## [Problem description]
In the entries below, find the lines with the word "ipsum" and copy them.

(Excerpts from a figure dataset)
----
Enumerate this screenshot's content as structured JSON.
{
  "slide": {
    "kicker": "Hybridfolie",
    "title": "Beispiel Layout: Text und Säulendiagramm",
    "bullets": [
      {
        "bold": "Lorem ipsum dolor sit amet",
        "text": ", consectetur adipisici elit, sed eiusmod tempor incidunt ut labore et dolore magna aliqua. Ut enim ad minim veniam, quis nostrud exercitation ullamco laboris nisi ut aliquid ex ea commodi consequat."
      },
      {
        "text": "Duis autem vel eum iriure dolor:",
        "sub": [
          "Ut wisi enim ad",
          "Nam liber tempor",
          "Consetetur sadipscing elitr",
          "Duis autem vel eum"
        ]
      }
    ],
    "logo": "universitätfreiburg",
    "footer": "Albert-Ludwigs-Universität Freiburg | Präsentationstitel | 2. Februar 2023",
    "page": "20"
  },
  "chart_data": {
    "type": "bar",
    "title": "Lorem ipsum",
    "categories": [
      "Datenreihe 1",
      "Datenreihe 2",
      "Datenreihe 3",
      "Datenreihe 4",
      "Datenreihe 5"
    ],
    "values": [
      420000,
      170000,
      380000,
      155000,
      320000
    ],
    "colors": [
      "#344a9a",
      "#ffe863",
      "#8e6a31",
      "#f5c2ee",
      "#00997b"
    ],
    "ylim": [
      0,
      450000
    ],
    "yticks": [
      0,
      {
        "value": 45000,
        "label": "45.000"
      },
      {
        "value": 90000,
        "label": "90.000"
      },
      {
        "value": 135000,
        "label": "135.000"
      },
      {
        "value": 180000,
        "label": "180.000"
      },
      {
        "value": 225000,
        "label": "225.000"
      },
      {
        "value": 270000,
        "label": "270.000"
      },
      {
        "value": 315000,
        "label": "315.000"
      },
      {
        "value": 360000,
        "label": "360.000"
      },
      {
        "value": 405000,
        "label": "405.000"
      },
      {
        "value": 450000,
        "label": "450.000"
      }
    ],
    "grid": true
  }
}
----
## [Response]
        "bold": "Lorem ipsum dolor sit amet",
    "title": "Lorem ipsum",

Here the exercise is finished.